§ PROVIDED PASSAGE:
----------------

[PATCH RFC] coresched: Manage core scheduling cookies for tasks

[Date Prev][Date Next][Thread Prev][Thread Next][Date Index][Thread Index]

 



Hi all,

I'm looking for any comments on coresched, a program that allows you to
manage core scheduling cookies for tasks.

=== What is Core Scheduling ===
Core Scheduling can be used to ensure that certain tasks will never be
scheduled on the same physical core. This can be a useful, alternative,
mitigation to hardware vulnerabilities like L1tf or MDS.
The full software mitigation for these vulnerabilities would be to disable
SMT/Hyper-Threading. However, this can be prohibitively expensive and
therefore often not done in practice.
With Core Scheduling you can mitigate in these issues in some scenarios,
while keeping SMT enabled.

Core Scheduling works by adding a random "cookie" to a process. Only
processes with the same core scheduling cookie are allowed to run on
sibling cores. Tasks that trust each other can be given the same
cookie and untrusted tasks are given a different cookie.

----------------

§ DATA EXTRACT:
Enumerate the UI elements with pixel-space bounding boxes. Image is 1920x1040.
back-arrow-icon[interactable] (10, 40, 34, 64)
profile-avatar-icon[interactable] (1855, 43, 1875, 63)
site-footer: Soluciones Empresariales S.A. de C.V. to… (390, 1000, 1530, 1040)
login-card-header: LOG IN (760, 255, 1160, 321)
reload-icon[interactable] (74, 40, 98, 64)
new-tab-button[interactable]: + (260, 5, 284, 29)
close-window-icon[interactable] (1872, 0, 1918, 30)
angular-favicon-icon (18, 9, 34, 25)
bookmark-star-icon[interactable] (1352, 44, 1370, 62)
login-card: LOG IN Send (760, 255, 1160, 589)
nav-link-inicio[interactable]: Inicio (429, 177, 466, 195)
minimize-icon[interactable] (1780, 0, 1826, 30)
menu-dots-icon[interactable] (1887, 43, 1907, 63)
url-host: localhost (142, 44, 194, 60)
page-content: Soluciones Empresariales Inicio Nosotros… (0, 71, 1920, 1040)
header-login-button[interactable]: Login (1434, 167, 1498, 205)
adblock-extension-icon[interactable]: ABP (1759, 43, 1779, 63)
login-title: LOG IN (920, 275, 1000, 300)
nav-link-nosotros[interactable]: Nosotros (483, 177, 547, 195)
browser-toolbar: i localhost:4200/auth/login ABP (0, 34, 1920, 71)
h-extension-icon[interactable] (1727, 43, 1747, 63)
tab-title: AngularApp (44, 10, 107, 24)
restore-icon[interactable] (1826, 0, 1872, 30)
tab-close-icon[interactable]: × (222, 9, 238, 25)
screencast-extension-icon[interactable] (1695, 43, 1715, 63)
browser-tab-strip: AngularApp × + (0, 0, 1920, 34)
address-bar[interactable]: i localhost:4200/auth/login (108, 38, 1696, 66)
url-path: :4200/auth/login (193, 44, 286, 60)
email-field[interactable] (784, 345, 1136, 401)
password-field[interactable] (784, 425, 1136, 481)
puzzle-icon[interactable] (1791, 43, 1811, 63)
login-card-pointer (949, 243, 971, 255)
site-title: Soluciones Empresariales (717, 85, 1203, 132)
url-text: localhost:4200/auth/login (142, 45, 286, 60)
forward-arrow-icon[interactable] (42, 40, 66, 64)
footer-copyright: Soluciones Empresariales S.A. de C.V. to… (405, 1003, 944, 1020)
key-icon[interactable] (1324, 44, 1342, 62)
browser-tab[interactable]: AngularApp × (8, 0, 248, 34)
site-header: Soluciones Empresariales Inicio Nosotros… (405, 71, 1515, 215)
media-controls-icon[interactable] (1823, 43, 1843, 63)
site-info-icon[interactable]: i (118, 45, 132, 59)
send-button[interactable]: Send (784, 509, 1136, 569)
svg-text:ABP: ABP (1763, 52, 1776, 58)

----------------

§ PROBLEMS TO SOLVE:
1: What does the core scheduling post name as the full software mitigation for vulnerabilities like L1tf or MDS?
2: Reproduce the core scheduling post word for word from "I'm looking for" up to and including "keeping SMT enabled.".
3: Write the next part of the core scheduling post, picking up after its final sentence.
The rows come from a different source than the core scheduling post.

§ RESULTS FOR THE EXERCISE:
1: Disabling SMT/Hyper-Threading.

2:
I'm looking for any comments on coresched, a program that allows you to
manage core scheduling cookies for tasks.

=== What is Core Scheduling ===
Core Scheduling can be used to ensure that certain tasks will never be
scheduled on the same physical core. This can be a useful, alternative,
mitigation to hardware vulnerabilities like L1tf or MDS.
The full software mitigation for these vulnerabilities would be to disable
SMT/Hyper-Threading. However, this can be prohibitively expensive and
therefore often not done in practice.
With Core Scheduling you can mitigate in these issues in some scenarios,
while keeping SMT enabled.

3:
This is important when running VMs that don't trust each other, as
it prevents a guest VM to leak data from another guest VM with L1tf or MDS.

=== Motivation ===
The kernel exposes a prctl uapi to manage core scheduling cookies (see
https://www.kernel.org/doc/html/latest/admin-guide/hw-vuln/core-scheduling.html)
Last week, I wanted to use core scheduling on some programs. Adding the
prctl calls and recompiling felt a bit inconvenient, so I looked for a
program like taskset that could do the job without having to modify the
target program. I couldn't find any, and so I wrote a small program that
does this. Hopefully it saves the next person some time :)

=== RFC ===
I'm looking forward to any comments that you might have on the patch!
Please note that I haven't written the manpage and the bash completion
script yet. I first wanted to get some feedback on the program before I
start documenting it in more detail.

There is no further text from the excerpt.